#### Written instruction:
Copy out all of the material exactly.

#### Source data:
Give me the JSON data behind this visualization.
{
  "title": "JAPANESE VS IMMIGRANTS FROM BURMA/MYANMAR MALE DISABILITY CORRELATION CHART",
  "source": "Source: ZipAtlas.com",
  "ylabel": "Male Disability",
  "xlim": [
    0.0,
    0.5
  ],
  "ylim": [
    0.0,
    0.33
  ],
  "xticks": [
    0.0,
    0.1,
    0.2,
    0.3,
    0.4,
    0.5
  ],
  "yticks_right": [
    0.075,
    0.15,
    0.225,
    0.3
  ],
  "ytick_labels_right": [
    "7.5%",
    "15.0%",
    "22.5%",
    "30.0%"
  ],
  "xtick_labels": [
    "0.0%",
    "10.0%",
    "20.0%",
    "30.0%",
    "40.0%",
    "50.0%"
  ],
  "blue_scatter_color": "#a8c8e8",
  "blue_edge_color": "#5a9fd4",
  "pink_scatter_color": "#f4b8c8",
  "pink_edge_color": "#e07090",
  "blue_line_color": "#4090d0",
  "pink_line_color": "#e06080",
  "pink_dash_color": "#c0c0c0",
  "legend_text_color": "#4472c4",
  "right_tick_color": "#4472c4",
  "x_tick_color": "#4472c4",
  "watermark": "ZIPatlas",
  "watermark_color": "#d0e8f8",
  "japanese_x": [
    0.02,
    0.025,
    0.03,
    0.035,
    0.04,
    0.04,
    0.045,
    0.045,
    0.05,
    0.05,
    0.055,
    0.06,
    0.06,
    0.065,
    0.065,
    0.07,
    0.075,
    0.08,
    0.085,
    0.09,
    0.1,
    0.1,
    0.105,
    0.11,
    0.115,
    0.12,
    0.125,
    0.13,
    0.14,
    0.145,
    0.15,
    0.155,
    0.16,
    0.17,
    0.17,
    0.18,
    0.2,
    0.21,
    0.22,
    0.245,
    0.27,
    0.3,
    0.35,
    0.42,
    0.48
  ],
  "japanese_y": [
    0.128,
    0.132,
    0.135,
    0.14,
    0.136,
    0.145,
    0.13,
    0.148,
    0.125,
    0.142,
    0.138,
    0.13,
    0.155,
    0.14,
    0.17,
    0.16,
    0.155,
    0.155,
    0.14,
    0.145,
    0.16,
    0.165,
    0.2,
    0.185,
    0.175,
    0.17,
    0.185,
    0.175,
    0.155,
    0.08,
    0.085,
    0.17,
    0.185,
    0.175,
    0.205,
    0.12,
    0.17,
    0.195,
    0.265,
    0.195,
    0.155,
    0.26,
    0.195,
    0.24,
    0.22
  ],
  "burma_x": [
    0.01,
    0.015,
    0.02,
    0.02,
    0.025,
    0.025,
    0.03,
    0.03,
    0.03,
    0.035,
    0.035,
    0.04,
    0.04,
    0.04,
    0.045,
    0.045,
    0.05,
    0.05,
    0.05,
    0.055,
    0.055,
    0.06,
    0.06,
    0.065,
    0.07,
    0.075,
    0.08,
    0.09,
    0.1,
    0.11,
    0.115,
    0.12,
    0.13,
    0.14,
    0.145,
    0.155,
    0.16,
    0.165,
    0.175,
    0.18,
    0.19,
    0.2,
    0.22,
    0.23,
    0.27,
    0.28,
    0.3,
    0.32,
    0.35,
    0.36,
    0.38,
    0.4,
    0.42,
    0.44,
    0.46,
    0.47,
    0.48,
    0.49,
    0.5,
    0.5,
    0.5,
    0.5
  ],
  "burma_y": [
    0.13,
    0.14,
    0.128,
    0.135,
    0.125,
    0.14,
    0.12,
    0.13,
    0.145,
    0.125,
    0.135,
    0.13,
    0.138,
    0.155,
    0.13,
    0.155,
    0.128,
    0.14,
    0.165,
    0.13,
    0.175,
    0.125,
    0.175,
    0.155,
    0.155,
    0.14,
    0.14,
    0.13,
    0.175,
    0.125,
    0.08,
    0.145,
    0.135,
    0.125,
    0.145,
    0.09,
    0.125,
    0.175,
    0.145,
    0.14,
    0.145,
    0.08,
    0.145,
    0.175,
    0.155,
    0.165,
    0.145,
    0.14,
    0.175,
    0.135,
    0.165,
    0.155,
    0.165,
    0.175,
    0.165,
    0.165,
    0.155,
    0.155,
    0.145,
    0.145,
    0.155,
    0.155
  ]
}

#### The output:
Give me the JSON data behind this visualization.
{
  "title": "JAPANESE VS IMMIGRANTS FROM BURMA/MYANMAR MALE DISABILITY CORRELATION CHART",
  "source": "Source: ZipAtlas.com",
  "ylabel": "Male Disability",
  "xlim": [
    0.0,
    0.5
  ],
  "ylim": [
    0.0,
    0.33
  ],
  "xticks": [
    0.0,
    0.1,
    0.2,
    0.3,
    0.4,
    0.5
  ],
  "yticks_right": [
    0.075,
    0.15,
    0.225,
    0.3
  ],
  "ytick_labels_right": [
    "7.5%",
    "15.0%",
    "22.5%",
    "30.0%"
  ],
  "xtick_labels": [
    "0.0%",
    "10.0%",
    "20.0%",
    "30.0%",
    "40.0%",
    "50.0%"
  ],
  "blue_scatter_color": "#a8c8e8",
  "blue_edge_color": "#5a9fd4",
  "pink_scatter_color": "#f4b8c8",
  "pink_edge_color": "#e07090",
  "blue_line_color": "#4090d0",
  "pink_line_color": "#e06080",
  "pink_dash_color": "#c0c0c0",
  "legend_text_color": "#4472c4",
  "right_tick_color": "#4472c4",
  "x_tick_color": "#4472c4",
  "watermark": "ZIPatlas",
  "watermark_color": "#d0e8f8",
  "japanese_x": [
    0.02,
    0.025,
    0.03,
    0.035,
    0.04,
    0.04,
    0.045,
    0.045,
    0.05,
    0.05,
    0.055,
    0.06,
    0.06,
    0.065,
    0.065,
    0.07,
    0.075,
    0.08,
    0.085,
    0.09,
    0.1,
    0.1,
    0.105,
    0.11,
    0.115,
    0.12,
    0.125,
    0.13,
    0.14,
    0.145,
    0.15,
    0.155,
    0.16,
    0.17,
    0.17,
    0.18,
    0.2,
    0.21,
    0.22,
    0.245,
    0.27,
    0.3,
    0.35,
    0.42,
    0.48
  ],
  "japanese_y": [
    0.128,
    0.132,
    0.135,
    0.14,
    0.136,
    0.145,
    0.13,
    0.148,
    0.125,
    0.142,
    0.138,
    0.13,
    0.155,
    0.14,
    0.17,
    0.16,
    0.155,
    0.155,
    0.14,
    0.145,
    0.16,
    0.165,
    0.2,
    0.185,
    0.175,
    0.17,
    0.185,
    0.175,
    0.155,
    0.08,
    0.085,
    0.17,
    0.185,
    0.175,
    0.205,
    0.12,
    0.17,
    0.195,
    0.265,
    0.195,
    0.155,
    0.26,
    0.195,
    0.24,
    0.22
  ],
  "burma_x": [
    0.01,
    0.015,
    0.02,
    0.02,
    0.025,
    0.025,
    0.03,
    0.03,
    0.03,
    0.035,
    0.035,
    0.04,
    0.04,
    0.04,
    0.045,
    0.045,
    0.05,
    0.05,
    0.05,
    0.055,
    0.055,
    0.06,
    0.06,
    0.065,
    0.07,
    0.075,
    0.08,
    0.09,
    0.1,
    0.11,
    0.115,
    0.12,
    0.13,
    0.14,
    0.145,
    0.155,
    0.16,
    0.165,
    0.175,
    0.18,
    0.19,
    0.2,
    0.22,
    0.23,
    0.27,
    0.28,
    0.3,
    0.32,
    0.35,
    0.36,
    0.38,
    0.4,
    0.42,
    0.44,
    0.46,
    0.47,
    0.48,
    0.49,
    0.5,
    0.5,
    0.5,
    0.5
  ],
  "burma_y": [
    0.13,
    0.14,
    0.128,
    0.135,
    0.125,
    0.14,
    0.12,
    0.13,
    0.145,
    0.125,
    0.135,
    0.13,
    0.138,
    0.155,
    0.13,
    0.155,
    0.128,
    0.14,
    0.165,
    0.13,
    0.175,
    0.125,
    0.175,
    0.155,
    0.155,
    0.14,
    0.14,
    0.13,
    0.175,
    0.125,
    0.08,
    0.145,
    0.135,
    0.125,
    0.145,
    0.09,
    0.125,
    0.175,
    0.145,
    0.14,
    0.145,
    0.08,
    0.145,
    0.175,
    0.155,
    0.165,
    0.145,
    0.14,
    0.175,
    0.135,
    0.165,
    0.155,
    0.165,
    0.175,
    0.165,
    0.165,
    0.155,
    0.155,
    0.145,
    0.145,
    0.155,
    0.155
  ]
}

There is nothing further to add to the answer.